--- Begin LISTED ENTRIES ---

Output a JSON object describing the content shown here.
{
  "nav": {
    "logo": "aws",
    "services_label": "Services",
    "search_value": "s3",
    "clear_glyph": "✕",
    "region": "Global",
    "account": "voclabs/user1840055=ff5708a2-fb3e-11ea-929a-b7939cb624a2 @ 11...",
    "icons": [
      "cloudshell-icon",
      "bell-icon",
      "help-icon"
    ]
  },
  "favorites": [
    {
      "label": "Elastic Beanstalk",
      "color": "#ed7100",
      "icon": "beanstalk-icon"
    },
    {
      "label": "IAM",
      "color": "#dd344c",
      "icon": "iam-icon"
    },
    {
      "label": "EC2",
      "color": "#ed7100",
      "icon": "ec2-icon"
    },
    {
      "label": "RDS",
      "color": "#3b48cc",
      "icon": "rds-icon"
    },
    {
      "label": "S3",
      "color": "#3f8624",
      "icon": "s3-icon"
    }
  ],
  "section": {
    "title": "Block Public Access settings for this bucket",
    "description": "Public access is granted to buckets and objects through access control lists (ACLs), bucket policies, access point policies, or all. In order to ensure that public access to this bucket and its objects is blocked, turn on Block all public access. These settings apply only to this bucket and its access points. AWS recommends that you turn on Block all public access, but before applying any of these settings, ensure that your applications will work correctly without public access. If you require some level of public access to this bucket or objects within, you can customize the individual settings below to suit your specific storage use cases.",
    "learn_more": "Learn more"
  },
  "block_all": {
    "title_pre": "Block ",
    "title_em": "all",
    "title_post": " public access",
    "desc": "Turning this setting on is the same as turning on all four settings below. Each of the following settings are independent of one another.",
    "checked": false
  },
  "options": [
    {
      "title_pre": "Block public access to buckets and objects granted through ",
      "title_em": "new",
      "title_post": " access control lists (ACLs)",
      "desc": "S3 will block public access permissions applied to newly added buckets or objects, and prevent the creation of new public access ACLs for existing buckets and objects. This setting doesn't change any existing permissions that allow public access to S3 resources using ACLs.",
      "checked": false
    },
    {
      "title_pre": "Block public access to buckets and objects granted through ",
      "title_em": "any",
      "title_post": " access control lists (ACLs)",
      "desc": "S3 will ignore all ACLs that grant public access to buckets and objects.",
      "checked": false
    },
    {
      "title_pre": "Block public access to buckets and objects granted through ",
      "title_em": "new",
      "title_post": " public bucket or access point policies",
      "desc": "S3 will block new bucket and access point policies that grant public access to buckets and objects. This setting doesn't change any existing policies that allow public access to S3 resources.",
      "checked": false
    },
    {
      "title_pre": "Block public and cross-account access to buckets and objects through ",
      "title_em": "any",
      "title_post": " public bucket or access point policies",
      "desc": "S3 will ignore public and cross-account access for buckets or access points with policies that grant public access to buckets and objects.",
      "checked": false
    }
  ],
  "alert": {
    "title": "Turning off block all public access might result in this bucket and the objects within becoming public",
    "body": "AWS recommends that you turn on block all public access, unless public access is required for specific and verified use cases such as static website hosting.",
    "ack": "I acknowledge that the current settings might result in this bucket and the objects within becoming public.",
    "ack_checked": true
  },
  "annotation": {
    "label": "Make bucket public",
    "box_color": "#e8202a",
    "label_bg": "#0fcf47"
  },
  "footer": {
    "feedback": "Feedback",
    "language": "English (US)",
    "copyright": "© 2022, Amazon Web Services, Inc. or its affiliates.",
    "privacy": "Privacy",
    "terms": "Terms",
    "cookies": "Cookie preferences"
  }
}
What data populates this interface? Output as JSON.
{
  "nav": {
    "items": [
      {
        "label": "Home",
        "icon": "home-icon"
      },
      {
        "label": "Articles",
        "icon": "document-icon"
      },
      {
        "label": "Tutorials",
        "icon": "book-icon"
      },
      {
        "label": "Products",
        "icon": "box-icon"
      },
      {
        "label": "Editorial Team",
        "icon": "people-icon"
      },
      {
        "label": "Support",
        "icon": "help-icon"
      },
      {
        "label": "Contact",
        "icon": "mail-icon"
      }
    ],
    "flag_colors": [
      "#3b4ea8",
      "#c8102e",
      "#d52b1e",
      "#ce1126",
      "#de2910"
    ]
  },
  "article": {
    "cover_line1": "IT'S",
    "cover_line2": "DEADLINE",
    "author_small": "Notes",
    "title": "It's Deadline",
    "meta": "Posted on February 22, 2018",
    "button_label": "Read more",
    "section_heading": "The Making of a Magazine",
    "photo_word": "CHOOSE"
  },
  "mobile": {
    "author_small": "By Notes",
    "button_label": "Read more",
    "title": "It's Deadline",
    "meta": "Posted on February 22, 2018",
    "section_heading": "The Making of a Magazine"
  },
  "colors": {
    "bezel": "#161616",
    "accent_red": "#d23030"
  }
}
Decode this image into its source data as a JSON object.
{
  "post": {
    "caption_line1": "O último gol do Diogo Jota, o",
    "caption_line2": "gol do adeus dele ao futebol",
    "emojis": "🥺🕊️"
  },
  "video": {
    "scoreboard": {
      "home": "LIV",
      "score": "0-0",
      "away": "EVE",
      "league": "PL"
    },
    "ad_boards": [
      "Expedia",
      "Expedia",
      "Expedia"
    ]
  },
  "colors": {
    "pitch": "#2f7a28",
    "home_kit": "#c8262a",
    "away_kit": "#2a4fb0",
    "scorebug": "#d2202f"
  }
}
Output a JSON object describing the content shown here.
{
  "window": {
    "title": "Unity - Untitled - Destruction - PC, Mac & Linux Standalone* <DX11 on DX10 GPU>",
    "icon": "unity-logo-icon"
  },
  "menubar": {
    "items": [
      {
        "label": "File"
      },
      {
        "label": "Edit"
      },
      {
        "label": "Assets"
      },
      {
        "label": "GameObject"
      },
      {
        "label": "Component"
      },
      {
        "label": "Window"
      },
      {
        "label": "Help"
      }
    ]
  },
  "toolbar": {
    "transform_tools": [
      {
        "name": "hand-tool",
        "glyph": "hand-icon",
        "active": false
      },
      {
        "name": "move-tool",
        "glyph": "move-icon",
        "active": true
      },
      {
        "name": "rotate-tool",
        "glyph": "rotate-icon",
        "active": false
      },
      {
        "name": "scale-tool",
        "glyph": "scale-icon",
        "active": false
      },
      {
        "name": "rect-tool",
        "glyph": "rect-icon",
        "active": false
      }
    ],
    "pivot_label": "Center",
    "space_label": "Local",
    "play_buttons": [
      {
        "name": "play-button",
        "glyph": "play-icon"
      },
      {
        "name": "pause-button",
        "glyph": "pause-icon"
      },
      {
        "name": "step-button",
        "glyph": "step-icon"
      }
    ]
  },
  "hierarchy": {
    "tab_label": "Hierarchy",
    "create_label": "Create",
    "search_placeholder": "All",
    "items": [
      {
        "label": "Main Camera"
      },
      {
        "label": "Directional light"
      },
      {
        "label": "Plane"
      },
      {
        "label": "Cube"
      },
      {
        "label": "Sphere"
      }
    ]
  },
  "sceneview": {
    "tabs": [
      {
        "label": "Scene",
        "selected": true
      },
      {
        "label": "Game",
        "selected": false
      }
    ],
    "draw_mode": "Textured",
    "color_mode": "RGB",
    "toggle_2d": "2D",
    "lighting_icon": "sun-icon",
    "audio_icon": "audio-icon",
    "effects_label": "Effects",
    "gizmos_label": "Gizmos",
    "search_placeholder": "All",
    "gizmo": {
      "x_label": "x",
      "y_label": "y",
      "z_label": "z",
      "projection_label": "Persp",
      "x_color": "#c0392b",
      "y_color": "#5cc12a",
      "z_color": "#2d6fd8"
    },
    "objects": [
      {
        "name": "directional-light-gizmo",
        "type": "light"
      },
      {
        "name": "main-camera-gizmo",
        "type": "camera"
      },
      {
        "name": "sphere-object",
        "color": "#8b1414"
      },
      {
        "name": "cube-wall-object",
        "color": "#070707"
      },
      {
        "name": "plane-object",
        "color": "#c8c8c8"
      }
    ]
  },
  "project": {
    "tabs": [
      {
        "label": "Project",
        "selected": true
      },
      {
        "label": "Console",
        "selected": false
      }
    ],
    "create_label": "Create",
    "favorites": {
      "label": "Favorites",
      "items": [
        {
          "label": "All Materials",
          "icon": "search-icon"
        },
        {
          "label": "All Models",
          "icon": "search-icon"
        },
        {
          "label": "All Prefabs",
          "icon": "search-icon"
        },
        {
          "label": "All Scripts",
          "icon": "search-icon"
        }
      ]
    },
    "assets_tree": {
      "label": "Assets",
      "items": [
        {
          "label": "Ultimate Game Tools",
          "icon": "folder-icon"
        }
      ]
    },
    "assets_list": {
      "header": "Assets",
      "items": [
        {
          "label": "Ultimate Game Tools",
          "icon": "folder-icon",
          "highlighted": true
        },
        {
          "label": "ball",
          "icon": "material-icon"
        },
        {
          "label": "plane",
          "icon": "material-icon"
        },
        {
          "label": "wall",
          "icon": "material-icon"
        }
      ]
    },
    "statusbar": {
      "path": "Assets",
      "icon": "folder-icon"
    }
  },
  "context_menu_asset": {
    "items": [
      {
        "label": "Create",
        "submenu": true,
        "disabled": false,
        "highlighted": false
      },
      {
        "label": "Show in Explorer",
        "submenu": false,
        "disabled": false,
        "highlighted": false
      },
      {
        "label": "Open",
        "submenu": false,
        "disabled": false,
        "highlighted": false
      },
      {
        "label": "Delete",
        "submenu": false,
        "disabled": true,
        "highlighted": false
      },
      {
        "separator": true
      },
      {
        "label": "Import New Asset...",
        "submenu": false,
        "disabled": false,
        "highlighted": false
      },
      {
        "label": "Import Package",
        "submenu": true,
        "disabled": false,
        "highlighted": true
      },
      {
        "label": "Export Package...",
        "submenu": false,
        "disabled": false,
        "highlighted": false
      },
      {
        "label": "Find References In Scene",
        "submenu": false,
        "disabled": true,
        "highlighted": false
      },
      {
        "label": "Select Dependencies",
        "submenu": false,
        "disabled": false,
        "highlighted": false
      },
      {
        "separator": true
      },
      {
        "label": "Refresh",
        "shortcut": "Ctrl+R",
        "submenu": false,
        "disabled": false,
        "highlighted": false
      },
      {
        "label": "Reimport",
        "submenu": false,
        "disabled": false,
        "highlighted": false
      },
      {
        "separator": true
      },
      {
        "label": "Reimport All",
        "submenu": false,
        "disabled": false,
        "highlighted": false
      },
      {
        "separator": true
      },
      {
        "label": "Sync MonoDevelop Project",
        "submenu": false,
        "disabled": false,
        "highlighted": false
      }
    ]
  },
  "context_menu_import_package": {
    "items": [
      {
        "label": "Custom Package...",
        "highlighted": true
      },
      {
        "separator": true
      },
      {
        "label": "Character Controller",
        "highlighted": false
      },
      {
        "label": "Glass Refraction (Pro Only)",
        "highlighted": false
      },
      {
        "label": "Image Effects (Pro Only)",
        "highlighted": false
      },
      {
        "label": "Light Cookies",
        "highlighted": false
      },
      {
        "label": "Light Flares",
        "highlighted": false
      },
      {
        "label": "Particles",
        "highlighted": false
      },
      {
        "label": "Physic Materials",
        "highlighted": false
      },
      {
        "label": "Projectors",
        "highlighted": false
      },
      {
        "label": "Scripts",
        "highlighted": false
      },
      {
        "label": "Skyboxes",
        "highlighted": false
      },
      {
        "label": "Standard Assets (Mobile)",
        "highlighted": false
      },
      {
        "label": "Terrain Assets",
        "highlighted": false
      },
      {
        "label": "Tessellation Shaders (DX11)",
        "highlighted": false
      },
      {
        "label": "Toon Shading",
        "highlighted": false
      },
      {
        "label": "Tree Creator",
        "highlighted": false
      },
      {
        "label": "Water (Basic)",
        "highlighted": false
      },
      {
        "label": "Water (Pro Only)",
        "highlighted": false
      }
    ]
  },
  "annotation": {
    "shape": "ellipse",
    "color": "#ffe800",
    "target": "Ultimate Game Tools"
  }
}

--- End LISTED ENTRIES ---

# TASK OBJECTIVE:
Look through the data and show every line containing "Notes".

# EXERCISE RESULT:
    "author_small": "Notes",
    "author_small": "By Notes",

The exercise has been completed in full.